- [Given exercise]: Set down the full listing exactly as given. Any pictures are to be left out.

Data items

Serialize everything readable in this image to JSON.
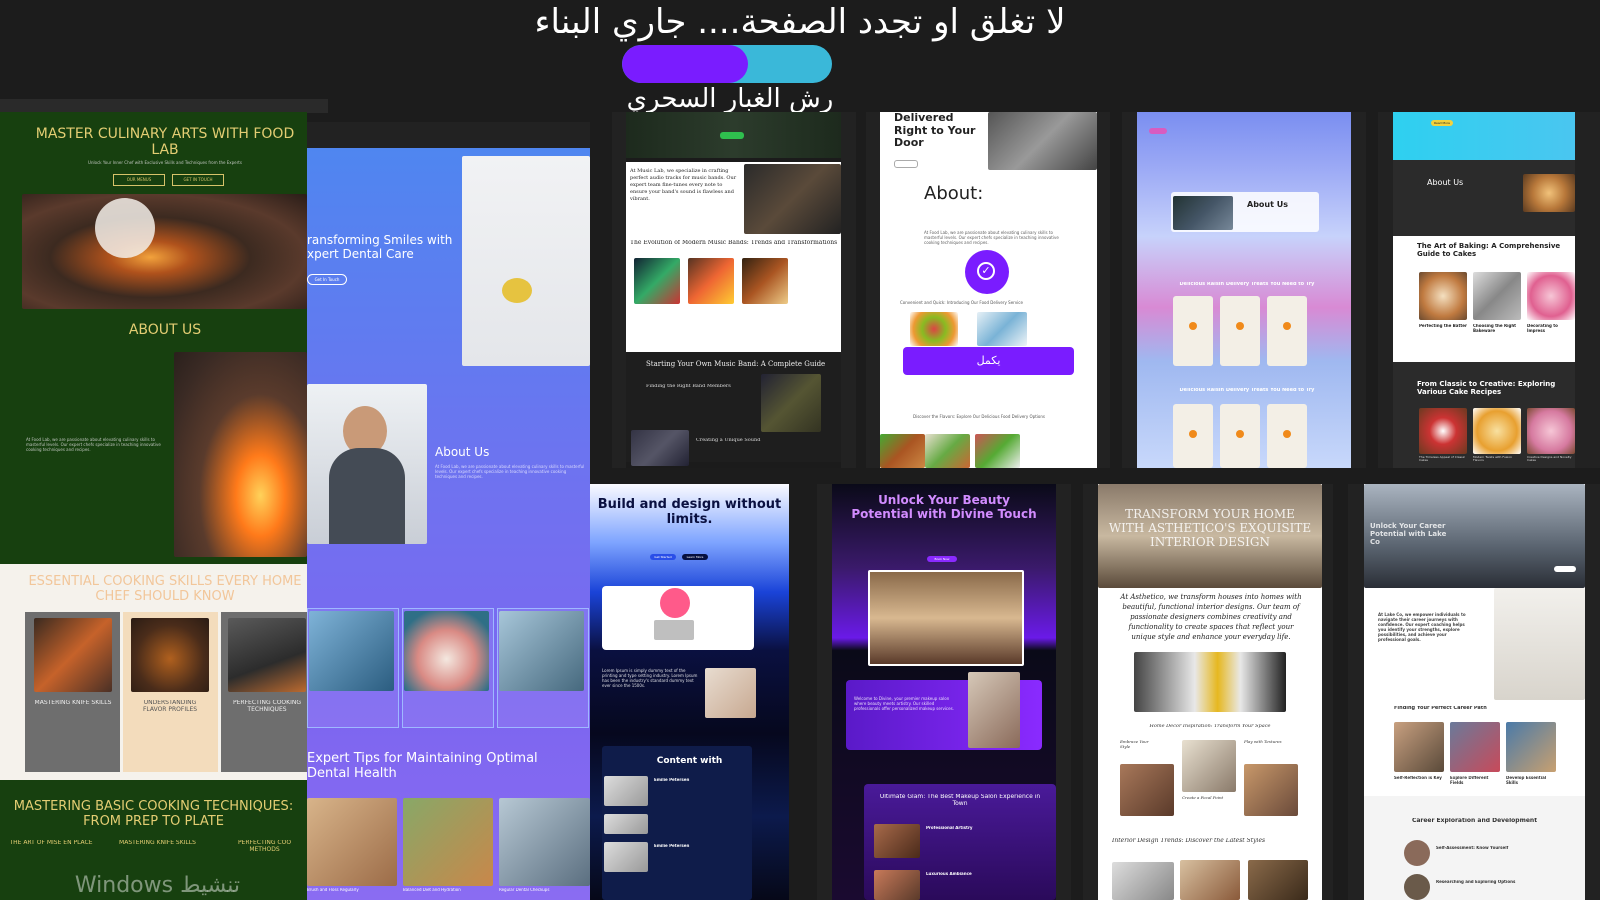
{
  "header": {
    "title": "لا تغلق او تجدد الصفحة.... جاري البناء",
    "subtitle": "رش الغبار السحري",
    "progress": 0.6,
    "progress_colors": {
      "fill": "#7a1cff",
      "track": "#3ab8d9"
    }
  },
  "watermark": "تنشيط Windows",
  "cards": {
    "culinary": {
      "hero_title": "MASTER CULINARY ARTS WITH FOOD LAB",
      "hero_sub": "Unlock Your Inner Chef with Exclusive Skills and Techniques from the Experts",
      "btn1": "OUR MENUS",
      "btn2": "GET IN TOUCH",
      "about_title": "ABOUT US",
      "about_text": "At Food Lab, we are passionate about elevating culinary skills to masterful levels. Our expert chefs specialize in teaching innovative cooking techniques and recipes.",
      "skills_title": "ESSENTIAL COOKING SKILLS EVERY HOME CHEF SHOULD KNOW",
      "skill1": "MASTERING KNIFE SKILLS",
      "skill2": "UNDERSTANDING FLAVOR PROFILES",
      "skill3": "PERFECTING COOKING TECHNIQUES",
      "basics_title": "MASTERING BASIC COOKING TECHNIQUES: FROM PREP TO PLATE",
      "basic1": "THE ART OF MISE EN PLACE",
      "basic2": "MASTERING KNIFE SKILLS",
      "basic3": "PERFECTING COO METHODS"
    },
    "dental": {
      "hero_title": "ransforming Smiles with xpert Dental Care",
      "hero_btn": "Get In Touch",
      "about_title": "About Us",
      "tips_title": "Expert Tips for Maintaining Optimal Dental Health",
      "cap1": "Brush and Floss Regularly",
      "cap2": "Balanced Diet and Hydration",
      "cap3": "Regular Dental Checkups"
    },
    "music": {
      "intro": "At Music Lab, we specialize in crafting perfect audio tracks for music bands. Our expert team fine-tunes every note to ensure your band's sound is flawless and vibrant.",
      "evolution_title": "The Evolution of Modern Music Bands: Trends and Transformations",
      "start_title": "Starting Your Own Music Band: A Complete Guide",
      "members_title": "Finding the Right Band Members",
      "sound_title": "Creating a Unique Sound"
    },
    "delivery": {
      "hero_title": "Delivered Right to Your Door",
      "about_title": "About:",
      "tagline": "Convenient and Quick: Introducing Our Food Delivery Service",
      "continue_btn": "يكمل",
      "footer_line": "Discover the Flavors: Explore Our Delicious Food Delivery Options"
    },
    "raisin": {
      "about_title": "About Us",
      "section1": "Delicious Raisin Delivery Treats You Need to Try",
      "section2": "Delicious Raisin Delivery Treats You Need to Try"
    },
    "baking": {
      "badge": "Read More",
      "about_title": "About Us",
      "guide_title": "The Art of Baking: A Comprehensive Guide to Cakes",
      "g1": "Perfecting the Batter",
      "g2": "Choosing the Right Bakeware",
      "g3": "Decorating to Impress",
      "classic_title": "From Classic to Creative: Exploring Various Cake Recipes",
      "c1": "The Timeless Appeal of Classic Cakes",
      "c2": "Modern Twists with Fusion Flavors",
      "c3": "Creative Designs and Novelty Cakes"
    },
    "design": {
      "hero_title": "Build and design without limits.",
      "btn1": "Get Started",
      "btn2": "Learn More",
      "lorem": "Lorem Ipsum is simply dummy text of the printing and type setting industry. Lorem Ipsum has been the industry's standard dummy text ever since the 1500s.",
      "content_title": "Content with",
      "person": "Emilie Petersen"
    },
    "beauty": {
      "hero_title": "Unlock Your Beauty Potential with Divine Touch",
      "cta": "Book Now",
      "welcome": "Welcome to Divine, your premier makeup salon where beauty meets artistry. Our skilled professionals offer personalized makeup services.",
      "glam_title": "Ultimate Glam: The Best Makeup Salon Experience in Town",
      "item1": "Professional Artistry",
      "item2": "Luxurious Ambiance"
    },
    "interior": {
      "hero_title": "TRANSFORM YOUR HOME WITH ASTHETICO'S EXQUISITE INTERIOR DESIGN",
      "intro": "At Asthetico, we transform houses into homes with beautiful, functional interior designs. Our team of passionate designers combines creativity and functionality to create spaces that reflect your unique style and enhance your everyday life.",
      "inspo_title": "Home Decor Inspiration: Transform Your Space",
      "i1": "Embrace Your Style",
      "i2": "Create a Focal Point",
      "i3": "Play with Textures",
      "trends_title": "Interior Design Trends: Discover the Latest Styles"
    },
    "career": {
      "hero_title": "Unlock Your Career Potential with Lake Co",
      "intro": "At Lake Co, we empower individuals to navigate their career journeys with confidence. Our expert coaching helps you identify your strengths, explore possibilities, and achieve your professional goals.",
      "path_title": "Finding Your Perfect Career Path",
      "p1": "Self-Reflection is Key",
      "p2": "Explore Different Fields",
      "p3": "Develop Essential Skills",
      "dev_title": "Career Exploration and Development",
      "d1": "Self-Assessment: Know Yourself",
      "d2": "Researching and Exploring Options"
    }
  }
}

- [Worked solution]:
Serialize everything readable in this image to JSON.
{
  "header": {
    "title": "لا تغلق او تجدد الصفحة.... جاري البناء",
    "subtitle": "رش الغبار السحري",
    "progress": 0.6,
    "progress_colors": {
      "fill": "#7a1cff",
      "track": "#3ab8d9"
    }
  },
  "watermark": "تنشيط Windows",
  "cards": {
    "culinary": {
      "hero_title": "MASTER CULINARY ARTS WITH FOOD LAB",
      "hero_sub": "Unlock Your Inner Chef with Exclusive Skills and Techniques from the Experts",
      "btn1": "OUR MENUS",
      "btn2": "GET IN TOUCH",
      "about_title": "ABOUT US",
      "about_text": "At Food Lab, we are passionate about elevating culinary skills to masterful levels. Our expert chefs specialize in teaching innovative cooking techniques and recipes.",
      "skills_title": "ESSENTIAL COOKING SKILLS EVERY HOME CHEF SHOULD KNOW",
      "skill1": "MASTERING KNIFE SKILLS",
      "skill2": "UNDERSTANDING FLAVOR PROFILES",
      "skill3": "PERFECTING COOKING TECHNIQUES",
      "basics_title": "MASTERING BASIC COOKING TECHNIQUES: FROM PREP TO PLATE",
      "basic1": "THE ART OF MISE EN PLACE",
      "basic2": "MASTERING KNIFE SKILLS",
      "basic3": "PERFECTING COO METHODS"
    },
    "dental": {
      "hero_title": "ransforming Smiles with xpert Dental Care",
      "hero_btn": "Get In Touch",
      "about_title": "About Us",
      "tips_title": "Expert Tips for Maintaining Optimal Dental Health",
      "cap1": "Brush and Floss Regularly",
      "cap2": "Balanced Diet and Hydration",
      "cap3": "Regular Dental Checkups"
    },
    "music": {
      "intro": "At Music Lab, we specialize in crafting perfect audio tracks for music bands. Our expert team fine-tunes every note to ensure your band's sound is flawless and vibrant.",
      "evolution_title": "The Evolution of Modern Music Bands: Trends and Transformations",
      "start_title": "Starting Your Own Music Band: A Complete Guide",
      "members_title": "Finding the Right Band Members",
      "sound_title": "Creating a Unique Sound"
    },
    "delivery": {
      "hero_title": "Delivered Right to Your Door",
      "about_title": "About:",
      "tagline": "Convenient and Quick: Introducing Our Food Delivery Service",
      "continue_btn": "يكمل",
      "footer_line": "Discover the Flavors: Explore Our Delicious Food Delivery Options"
    },
    "raisin": {
      "about_title": "About Us",
      "section1": "Delicious Raisin Delivery Treats You Need to Try",
      "section2": "Delicious Raisin Delivery Treats You Need to Try"
    },
    "baking": {
      "badge": "Read More",
      "about_title": "About Us",
      "guide_title": "The Art of Baking: A Comprehensive Guide to Cakes",
      "g1": "Perfecting the Batter",
      "g2": "Choosing the Right Bakeware",
      "g3": "Decorating to Impress",
      "classic_title": "From Classic to Creative: Exploring Various Cake Recipes",
      "c1": "The Timeless Appeal of Classic Cakes",
      "c2": "Modern Twists with Fusion Flavors",
      "c3": "Creative Designs and Novelty Cakes"
    },
    "design": {
      "hero_title": "Build and design without limits.",
      "btn1": "Get Started",
      "btn2": "Learn More",
      "lorem": "Lorem Ipsum is simply dummy text of the printing and type setting industry. Lorem Ipsum has been the industry's standard dummy text ever since the 1500s.",
      "content_title": "Content with",
      "person": "Emilie Petersen"
    },
    "beauty": {
      "hero_title": "Unlock Your Beauty Potential with Divine Touch",
      "cta": "Book Now",
      "welcome": "Welcome to Divine, your premier makeup salon where beauty meets artistry. Our skilled professionals offer personalized makeup services.",
      "glam_title": "Ultimate Glam: The Best Makeup Salon Experience in Town",
      "item1": "Professional Artistry",
      "item2": "Luxurious Ambiance"
    },
    "interior": {
      "hero_title": "TRANSFORM YOUR HOME WITH ASTHETICO'S EXQUISITE INTERIOR DESIGN",
      "intro": "At Asthetico, we transform houses into homes with beautiful, functional interior designs. Our team of passionate designers combines creativity and functionality to create spaces that reflect your unique style and enhance your everyday life.",
      "inspo_title": "Home Decor Inspiration: Transform Your Space",
      "i1": "Embrace Your Style",
      "i2": "Create a Focal Point",
      "i3": "Play with Textures",
      "trends_title": "Interior Design Trends: Discover the Latest Styles"
    },
    "career": {
      "hero_title": "Unlock Your Career Potential with Lake Co",
      "intro": "At Lake Co, we empower individuals to navigate their career journeys with confidence. Our expert coaching helps you identify your strengths, explore possibilities, and achieve your professional goals.",
      "path_title": "Finding Your Perfect Career Path",
      "p1": "Self-Reflection is Key",
      "p2": "Explore Different Fields",
      "p3": "Develop Essential Skills",
      "dev_title": "Career Exploration and Development",
      "d1": "Self-Assessment: Know Yourself",
      "d2": "Researching and Exploring Options"
    }
  }
}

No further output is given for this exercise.